== INPUT ROWS ==
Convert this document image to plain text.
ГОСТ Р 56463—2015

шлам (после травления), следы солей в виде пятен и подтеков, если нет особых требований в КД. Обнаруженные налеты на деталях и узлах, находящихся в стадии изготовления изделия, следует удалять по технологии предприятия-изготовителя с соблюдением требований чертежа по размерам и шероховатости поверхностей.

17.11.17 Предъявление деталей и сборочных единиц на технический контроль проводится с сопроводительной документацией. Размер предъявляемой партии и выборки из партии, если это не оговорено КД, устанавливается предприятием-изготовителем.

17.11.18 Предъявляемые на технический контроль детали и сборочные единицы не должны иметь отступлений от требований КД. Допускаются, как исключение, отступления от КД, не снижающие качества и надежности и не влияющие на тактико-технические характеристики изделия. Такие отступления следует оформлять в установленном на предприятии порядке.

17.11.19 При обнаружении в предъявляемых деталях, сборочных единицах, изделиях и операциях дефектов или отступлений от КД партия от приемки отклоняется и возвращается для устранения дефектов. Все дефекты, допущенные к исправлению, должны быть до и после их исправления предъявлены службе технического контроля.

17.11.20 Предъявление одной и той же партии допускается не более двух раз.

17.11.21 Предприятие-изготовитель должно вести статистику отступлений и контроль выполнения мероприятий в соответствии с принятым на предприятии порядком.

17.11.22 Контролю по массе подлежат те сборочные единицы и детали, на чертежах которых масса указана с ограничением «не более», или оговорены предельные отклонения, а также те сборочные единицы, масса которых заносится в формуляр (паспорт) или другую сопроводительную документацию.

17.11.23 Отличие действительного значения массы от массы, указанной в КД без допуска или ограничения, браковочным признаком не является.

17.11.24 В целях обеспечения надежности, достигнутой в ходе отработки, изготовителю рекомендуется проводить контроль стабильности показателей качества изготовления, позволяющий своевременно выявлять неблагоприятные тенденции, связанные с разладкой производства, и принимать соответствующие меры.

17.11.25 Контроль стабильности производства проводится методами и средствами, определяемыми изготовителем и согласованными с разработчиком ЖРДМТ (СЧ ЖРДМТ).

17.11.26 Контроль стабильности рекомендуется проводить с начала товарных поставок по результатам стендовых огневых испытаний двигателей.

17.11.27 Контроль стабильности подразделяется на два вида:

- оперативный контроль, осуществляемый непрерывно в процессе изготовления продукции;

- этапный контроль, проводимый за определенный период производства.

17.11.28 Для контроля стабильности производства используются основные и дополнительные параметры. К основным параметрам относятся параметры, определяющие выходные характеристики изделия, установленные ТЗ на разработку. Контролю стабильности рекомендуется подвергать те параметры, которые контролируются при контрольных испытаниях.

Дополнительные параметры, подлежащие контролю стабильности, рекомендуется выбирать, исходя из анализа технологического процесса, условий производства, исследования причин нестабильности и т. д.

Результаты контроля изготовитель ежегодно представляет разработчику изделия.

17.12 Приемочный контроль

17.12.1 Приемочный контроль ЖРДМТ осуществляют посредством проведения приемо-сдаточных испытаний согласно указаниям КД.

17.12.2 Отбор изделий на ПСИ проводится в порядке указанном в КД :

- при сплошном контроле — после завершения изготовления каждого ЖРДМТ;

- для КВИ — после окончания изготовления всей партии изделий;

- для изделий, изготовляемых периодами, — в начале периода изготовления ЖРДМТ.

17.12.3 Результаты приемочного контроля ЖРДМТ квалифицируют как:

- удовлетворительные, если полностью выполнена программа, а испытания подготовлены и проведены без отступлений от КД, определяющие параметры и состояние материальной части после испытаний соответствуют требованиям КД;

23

== TASK INSTRUCTIONS ==
Please output the entries above, every line exactly as it reads.

== ANSWER BELOW ==
Convert this document image to plain text.
ГОСТ Р 56463—2015

шлам (после травления), следы солей в виде пятен и подтеков, если нет особых требований в КД. Обнаруженные налеты на деталях и узлах, находящихся в стадии изготовления изделия, следует удалять по технологии предприятия-изготовителя с соблюдением требований чертежа по размерам и шероховатости поверхностей.

17.11.17 Предъявление деталей и сборочных единиц на технический контроль проводится с сопроводительной документацией. Размер предъявляемой партии и выборки из партии, если это не оговорено КД, устанавливается предприятием-изготовителем.

17.11.18 Предъявляемые на технический контроль детали и сборочные единицы не должны иметь отступлений от требований КД. Допускаются, как исключение, отступления от КД, не снижающие качества и надежности и не влияющие на тактико-технические характеристики изделия. Такие отступления следует оформлять в установленном на предприятии порядке.

17.11.19 При обнаружении в предъявляемых деталях, сборочных единицах, изделиях и операциях дефектов или отступлений от КД партия от приемки отклоняется и возвращается для устранения дефектов. Все дефекты, допущенные к исправлению, должны быть до и после их исправления предъявлены службе технического контроля.

17.11.20 Предъявление одной и той же партии допускается не более двух раз.

17.11.21 Предприятие-изготовитель должно вести статистику отступлений и контроль выполнения мероприятий в соответствии с принятым на предприятии порядком.

17.11.22 Контролю по массе подлежат те сборочные единицы и детали, на чертежах которых масса указана с ограничением «не более», или оговорены предельные отклонения, а также те сборочные единицы, масса которых заносится в формуляр (паспорт) или другую сопроводительную документацию.

17.11.23 Отличие действительного значения массы от массы, указанной в КД без допуска или ограничения, браковочным признаком не является.

17.11.24 В целях обеспечения надежности, достигнутой в ходе отработки, изготовителю рекомендуется проводить контроль стабильности показателей качества изготовления, позволяющий своевременно выявлять неблагоприятные тенденции, связанные с разладкой производства, и принимать соответствующие меры.

17.11.25 Контроль стабильности производства проводится методами и средствами, определяемыми изготовителем и согласованными с разработчиком ЖРДМТ (СЧ ЖРДМТ).

17.11.26 Контроль стабильности рекомендуется проводить с начала товарных поставок по результатам стендовых огневых испытаний двигателей.

17.11.27 Контроль стабильности подразделяется на два вида:

- оперативный контроль, осуществляемый непрерывно в процессе изготовления продукции;

- этапный контроль, проводимый за определенный период производства.

17.11.28 Для контроля стабильности производства используются основные и дополнительные параметры. К основным параметрам относятся параметры, определяющие выходные характеристики изделия, установленные ТЗ на разработку. Контролю стабильности рекомендуется подвергать те параметры, которые контролируются при контрольных испытаниях.

Дополнительные параметры, подлежащие контролю стабильности, рекомендуется выбирать, исходя из анализа технологического процесса, условий производства, исследования причин нестабильности и т. д.

Результаты контроля изготовитель ежегодно представляет разработчику изделия.

17.12 Приемочный контроль

17.12.1 Приемочный контроль ЖРДМТ осуществляют посредством проведения приемо-сдаточных испытаний согласно указаниям КД.

17.12.2 Отбор изделий на ПСИ проводится в порядке указанном в КД :

- при сплошном контроле — после завершения изготовления каждого ЖРДМТ;

- для КВИ — после окончания изготовления всей партии изделий;

- для изделий, изготовляемых периодами, — в начале периода изготовления ЖРДМТ.

17.12.3 Результаты приемочного контроля ЖРДМТ квалифицируют как:

- удовлетворительные, если полностью выполнена программа, а испытания подготовлены и проведены без отступлений от КД, определяющие параметры и состояние материальной части после испытаний соответствуют требованиям КД;

23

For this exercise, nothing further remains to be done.